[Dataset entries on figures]

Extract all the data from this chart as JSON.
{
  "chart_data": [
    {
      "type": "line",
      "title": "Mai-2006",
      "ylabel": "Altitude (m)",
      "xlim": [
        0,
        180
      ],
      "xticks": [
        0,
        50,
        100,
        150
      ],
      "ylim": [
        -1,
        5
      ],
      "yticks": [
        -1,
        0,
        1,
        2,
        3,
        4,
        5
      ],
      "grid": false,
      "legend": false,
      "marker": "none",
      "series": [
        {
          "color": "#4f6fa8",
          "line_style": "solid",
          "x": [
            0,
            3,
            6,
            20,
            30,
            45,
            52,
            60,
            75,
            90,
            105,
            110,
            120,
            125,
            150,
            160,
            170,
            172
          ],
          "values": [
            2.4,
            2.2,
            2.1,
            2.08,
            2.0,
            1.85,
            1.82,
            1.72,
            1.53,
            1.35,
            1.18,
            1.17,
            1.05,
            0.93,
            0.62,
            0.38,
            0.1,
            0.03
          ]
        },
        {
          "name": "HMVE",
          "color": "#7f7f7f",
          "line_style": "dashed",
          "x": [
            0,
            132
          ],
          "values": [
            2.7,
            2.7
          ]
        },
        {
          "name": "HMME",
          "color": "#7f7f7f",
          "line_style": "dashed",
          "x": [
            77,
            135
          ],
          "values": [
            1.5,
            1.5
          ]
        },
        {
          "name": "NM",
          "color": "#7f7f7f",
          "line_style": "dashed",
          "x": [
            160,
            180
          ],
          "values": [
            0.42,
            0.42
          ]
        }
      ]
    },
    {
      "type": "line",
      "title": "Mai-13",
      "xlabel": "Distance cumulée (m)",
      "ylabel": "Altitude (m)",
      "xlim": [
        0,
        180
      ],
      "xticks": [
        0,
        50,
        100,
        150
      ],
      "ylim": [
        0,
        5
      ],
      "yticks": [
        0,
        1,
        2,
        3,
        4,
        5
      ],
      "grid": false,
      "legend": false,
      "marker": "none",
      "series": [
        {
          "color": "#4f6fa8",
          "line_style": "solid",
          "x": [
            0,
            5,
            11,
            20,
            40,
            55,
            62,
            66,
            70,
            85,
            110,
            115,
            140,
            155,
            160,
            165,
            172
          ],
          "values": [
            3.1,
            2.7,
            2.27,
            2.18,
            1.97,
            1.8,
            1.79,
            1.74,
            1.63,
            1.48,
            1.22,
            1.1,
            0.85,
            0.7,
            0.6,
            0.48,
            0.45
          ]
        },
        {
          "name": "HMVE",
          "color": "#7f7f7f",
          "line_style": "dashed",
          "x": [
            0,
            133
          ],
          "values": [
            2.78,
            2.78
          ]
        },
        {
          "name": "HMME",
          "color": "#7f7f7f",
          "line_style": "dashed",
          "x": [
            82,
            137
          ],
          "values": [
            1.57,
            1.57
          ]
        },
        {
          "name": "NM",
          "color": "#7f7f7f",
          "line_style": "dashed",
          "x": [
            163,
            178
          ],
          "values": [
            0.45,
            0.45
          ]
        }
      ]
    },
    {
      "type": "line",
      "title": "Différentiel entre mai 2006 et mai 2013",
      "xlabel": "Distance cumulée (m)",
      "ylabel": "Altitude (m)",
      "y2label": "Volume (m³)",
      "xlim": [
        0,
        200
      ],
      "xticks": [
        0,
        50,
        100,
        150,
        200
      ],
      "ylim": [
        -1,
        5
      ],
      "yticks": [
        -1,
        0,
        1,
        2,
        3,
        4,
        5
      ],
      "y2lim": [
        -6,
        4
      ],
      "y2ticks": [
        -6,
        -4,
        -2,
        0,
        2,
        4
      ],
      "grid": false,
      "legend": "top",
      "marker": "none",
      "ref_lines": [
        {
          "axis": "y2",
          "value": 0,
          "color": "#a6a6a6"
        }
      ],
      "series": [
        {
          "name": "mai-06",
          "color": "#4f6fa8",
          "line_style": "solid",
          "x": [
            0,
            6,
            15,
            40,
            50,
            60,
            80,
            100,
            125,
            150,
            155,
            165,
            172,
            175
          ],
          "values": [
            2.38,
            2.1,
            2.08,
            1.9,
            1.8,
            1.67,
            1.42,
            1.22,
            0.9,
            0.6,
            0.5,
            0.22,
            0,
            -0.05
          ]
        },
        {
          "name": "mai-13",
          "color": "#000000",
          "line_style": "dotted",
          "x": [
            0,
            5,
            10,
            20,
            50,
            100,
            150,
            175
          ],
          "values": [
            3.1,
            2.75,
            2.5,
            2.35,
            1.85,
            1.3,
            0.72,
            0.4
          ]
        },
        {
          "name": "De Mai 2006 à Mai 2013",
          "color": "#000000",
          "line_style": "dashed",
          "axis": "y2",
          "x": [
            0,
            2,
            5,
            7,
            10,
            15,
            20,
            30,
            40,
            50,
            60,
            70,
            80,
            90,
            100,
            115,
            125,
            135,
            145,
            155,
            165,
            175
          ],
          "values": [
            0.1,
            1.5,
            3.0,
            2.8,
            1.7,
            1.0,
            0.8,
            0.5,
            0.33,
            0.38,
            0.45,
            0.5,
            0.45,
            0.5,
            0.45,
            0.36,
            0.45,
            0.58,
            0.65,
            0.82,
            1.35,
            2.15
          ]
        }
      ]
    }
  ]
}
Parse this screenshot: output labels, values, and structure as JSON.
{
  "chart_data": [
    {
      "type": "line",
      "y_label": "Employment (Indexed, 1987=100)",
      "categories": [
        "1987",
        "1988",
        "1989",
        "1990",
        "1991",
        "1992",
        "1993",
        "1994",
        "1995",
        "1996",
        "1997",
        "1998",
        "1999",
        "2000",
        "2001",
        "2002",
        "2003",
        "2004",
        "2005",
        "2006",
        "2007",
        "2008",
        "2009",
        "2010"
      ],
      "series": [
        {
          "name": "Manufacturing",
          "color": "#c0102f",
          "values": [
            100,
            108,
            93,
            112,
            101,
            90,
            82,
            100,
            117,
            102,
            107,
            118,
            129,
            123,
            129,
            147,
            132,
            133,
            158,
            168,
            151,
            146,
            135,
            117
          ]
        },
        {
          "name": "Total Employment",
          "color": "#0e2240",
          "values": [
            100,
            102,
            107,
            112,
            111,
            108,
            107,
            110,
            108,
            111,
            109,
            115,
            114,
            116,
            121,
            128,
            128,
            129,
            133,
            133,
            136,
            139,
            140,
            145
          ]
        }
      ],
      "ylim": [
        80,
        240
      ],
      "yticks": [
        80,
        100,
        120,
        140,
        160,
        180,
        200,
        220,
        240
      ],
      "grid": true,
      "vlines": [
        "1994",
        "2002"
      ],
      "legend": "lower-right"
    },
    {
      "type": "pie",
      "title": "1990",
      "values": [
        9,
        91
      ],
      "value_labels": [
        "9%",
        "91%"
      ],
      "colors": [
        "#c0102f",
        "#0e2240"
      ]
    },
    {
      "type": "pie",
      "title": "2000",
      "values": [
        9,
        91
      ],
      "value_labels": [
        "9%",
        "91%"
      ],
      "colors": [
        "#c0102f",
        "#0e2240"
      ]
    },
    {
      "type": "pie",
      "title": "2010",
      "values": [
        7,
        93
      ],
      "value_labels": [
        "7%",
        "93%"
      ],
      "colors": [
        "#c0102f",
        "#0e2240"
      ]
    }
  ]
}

[Work instructions] Output every entry shown above, exactly.

[Right answer]
Extract all the data from this chart as JSON.
{
  "chart_data": [
    {
      "type": "line",
      "title": "Mai-2006",
      "ylabel": "Altitude (m)",
      "xlim": [
        0,
        180
      ],
      "xticks": [
        0,
        50,
        100,
        150
      ],
      "ylim": [
        -1,
        5
      ],
      "yticks": [
        -1,
        0,
        1,
        2,
        3,
        4,
        5
      ],
      "grid": false,
      "legend": false,
      "marker": "none",
      "series": [
        {
          "color": "#4f6fa8",
          "line_style": "solid",
          "x": [
            0,
            3,
            6,
            20,
            30,
            45,
            52,
            60,
            75,
            90,
            105,
            110,
            120,
            125,
            150,
            160,
            170,
            172
          ],
          "values": [
            2.4,
            2.2,
            2.1,
            2.08,
            2.0,
            1.85,
            1.82,
            1.72,
            1.53,
            1.35,
            1.18,
            1.17,
            1.05,
            0.93,
            0.62,
            0.38,
            0.1,
            0.03
          ]
        },
        {
          "name": "HMVE",
          "color": "#7f7f7f",
          "line_style": "dashed",
          "x": [
            0,
            132
          ],
          "values": [
            2.7,
            2.7
          ]
        },
        {
          "name": "HMME",
          "color": "#7f7f7f",
          "line_style": "dashed",
          "x": [
            77,
            135
          ],
          "values": [
            1.5,
            1.5
          ]
        },
        {
          "name": "NM",
          "color": "#7f7f7f",
          "line_style": "dashed",
          "x": [
            160,
            180
          ],
          "values": [
            0.42,
            0.42
          ]
        }
      ]
    },
    {
      "type": "line",
      "title": "Mai-13",
      "xlabel": "Distance cumulée (m)",
      "ylabel": "Altitude (m)",
      "xlim": [
        0,
        180
      ],
      "xticks": [
        0,
        50,
        100,
        150
      ],
      "ylim": [
        0,
        5
      ],
      "yticks": [
        0,
        1,
        2,
        3,
        4,
        5
      ],
      "grid": false,
      "legend": false,
      "marker": "none",
      "series": [
        {
          "color": "#4f6fa8",
          "line_style": "solid",
          "x": [
            0,
            5,
            11,
            20,
            40,
            55,
            62,
            66,
            70,
            85,
            110,
            115,
            140,
            155,
            160,
            165,
            172
          ],
          "values": [
            3.1,
            2.7,
            2.27,
            2.18,
            1.97,
            1.8,
            1.79,
            1.74,
            1.63,
            1.48,
            1.22,
            1.1,
            0.85,
            0.7,
            0.6,
            0.48,
            0.45
          ]
        },
        {
          "name": "HMVE",
          "color": "#7f7f7f",
          "line_style": "dashed",
          "x": [
            0,
            133
          ],
          "values": [
            2.78,
            2.78
          ]
        },
        {
          "name": "HMME",
          "color": "#7f7f7f",
          "line_style": "dashed",
          "x": [
            82,
            137
          ],
          "values": [
            1.57,
            1.57
          ]
        },
        {
          "name": "NM",
          "color": "#7f7f7f",
          "line_style": "dashed",
          "x": [
            163,
            178
          ],
          "values": [
            0.45,
            0.45
          ]
        }
      ]
    },
    {
      "type": "line",
      "title": "Différentiel entre mai 2006 et mai 2013",
      "xlabel": "Distance cumulée (m)",
      "ylabel": "Altitude (m)",
      "y2label": "Volume (m³)",
      "xlim": [
        0,
        200
      ],
      "xticks": [
        0,
        50,
        100,
        150,
        200
      ],
      "ylim": [
        -1,
        5
      ],
      "yticks": [
        -1,
        0,
        1,
        2,
        3,
        4,
        5
      ],
      "y2lim": [
        -6,
        4
      ],
      "y2ticks": [
        -6,
        -4,
        -2,
        0,
        2,
        4
      ],
      "grid": false,
      "legend": "top",
      "marker": "none",
      "ref_lines": [
        {
          "axis": "y2",
          "value": 0,
          "color": "#a6a6a6"
        }
      ],
      "series": [
        {
          "name": "mai-06",
          "color": "#4f6fa8",
          "line_style": "solid",
          "x": [
            0,
            6,
            15,
            40,
            50,
            60,
            80,
            100,
            125,
            150,
            155,
            165,
            172,
            175
          ],
          "values": [
            2.38,
            2.1,
            2.08,
            1.9,
            1.8,
            1.67,
            1.42,
            1.22,
            0.9,
            0.6,
            0.5,
            0.22,
            0,
            -0.05
          ]
        },
        {
          "name": "mai-13",
          "color": "#000000",
          "line_style": "dotted",
          "x": [
            0,
            5,
            10,
            20,
            50,
            100,
            150,
            175
          ],
          "values": [
            3.1,
            2.75,
            2.5,
            2.35,
            1.85,
            1.3,
            0.72,
            0.4
          ]
        },
        {
          "name": "De Mai 2006 à Mai 2013",
          "color": "#000000",
          "line_style": "dashed",
          "axis": "y2",
          "x": [
            0,
            2,
            5,
            7,
            10,
            15,
            20,
            30,
            40,
            50,
            60,
            70,
            80,
            90,
            100,
            115,
            125,
            135,
            145,
            155,
            165,
            175
          ],
          "values": [
            0.1,
            1.5,
            3.0,
            2.8,
            1.7,
            1.0,
            0.8,
            0.5,
            0.33,
            0.38,
            0.45,
            0.5,
            0.45,
            0.5,
            0.45,
            0.36,
            0.45,
            0.58,
            0.65,
            0.82,
            1.35,
            2.15
          ]
        }
      ]
    }
  ]
}
Parse this screenshot: output labels, values, and structure as JSON.
{
  "chart_data": [
    {
      "type": "line",
      "y_label": "Employment (Indexed, 1987=100)",
      "categories": [
        "1987",
        "1988",
        "1989",
        "1990",
        "1991",
        "1992",
        "1993",
        "1994",
        "1995",
        "1996",
        "1997",
        "1998",
        "1999",
        "2000",
        "2001",
        "2002",
        "2003",
        "2004",
        "2005",
        "2006",
        "2007",
        "2008",
        "2009",
        "2010"
      ],
      "series": [
        {
          "name": "Manufacturing",
          "color": "#c0102f",
          "values": [
            100,
            108,
            93,
            112,
            101,
            90,
            82,
            100,
            117,
            102,
            107,
            118,
            129,
            123,
            129,
            147,
            132,
            133,
            158,
            168,
            151,
            146,
            135,
            117
          ]
        },
        {
          "name": "Total Employment",
          "color": "#0e2240",
          "values": [
            100,
            102,
            107,
            112,
            111,
            108,
            107,
            110,
            108,
            111,
            109,
            115,
            114,
            116,
            121,
            128,
            128,
            129,
            133,
            133,
            136,
            139,
            140,
            145
          ]
        }
      ],
      "ylim": [
        80,
        240
      ],
      "yticks": [
        80,
        100,
        120,
        140,
        160,
        180,
        200,
        220,
        240
      ],
      "grid": true,
      "vlines": [
        "1994",
        "2002"
      ],
      "legend": "lower-right"
    },
    {
      "type": "pie",
      "title": "1990",
      "values": [
        9,
        91
      ],
      "value_labels": [
        "9%",
        "91%"
      ],
      "colors": [
        "#c0102f",
        "#0e2240"
      ]
    },
    {
      "type": "pie",
      "title": "2000",
      "values": [
        9,
        91
      ],
      "value_labels": [
        "9%",
        "91%"
      ],
      "colors": [
        "#c0102f",
        "#0e2240"
      ]
    },
    {
      "type": "pie",
      "title": "2010",
      "values": [
        7,
        93
      ],
      "value_labels": [
        "7%",
        "93%"
      ],
      "colors": [
        "#c0102f",
        "#0e2240"
      ]
    }
  ]
}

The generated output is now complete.